# YOUR TASK
Reproduce the listing exactly and skip over any pictures.

# EXCERPTED DATA
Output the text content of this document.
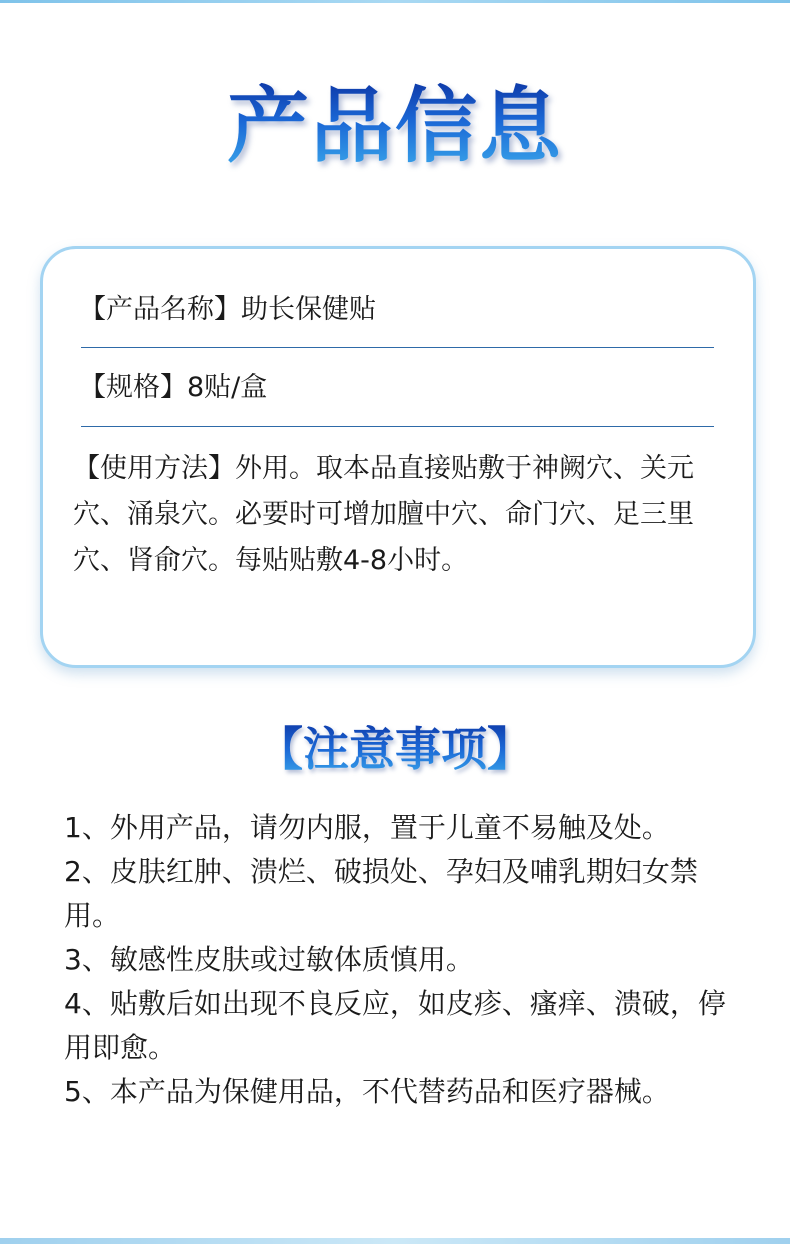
产品信息
【产品名称】助长保健贴
【规格】8贴/盒
【使用方法】外用。取本品直接贴敷于神阙穴、关元穴、涌泉穴。必要时可增加膻中穴、命门穴、足三里穴、肾俞穴。每贴贴敷4-8小时。
【注意事项】

1、外用产品，请勿内服，置于儿童不易触及处。

2、皮肤红肿、溃烂、破损处、孕妇及哺乳期妇女禁用。

3、敏感性皮肤或过敏体质慎用。

4、贴敷后如出现不良反应，如皮疹、瘙痒、溃破，停用即愈。

5、本产品为保健用品，不代替药品和医疗器械。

# RESPONSE TO THIS EXERCISE
Output the text content of this document.
产品信息
【产品名称】助长保健贴
【规格】8贴/盒
【使用方法】外用。取本品直接贴敷于神阙穴、关元穴、涌泉穴。必要时可增加膻中穴、命门穴、足三里穴、肾俞穴。每贴贴敷4-8小时。
【注意事项】

1、外用产品，请勿内服，置于儿童不易触及处。

2、皮肤红肿、溃烂、破损处、孕妇及哺乳期妇女禁用。

3、敏感性皮肤或过敏体质慎用。

4、贴敷后如出现不良反应，如皮疹、瘙痒、溃破，停用即愈。

5、本产品为保健用品，不代替药品和医疗器械。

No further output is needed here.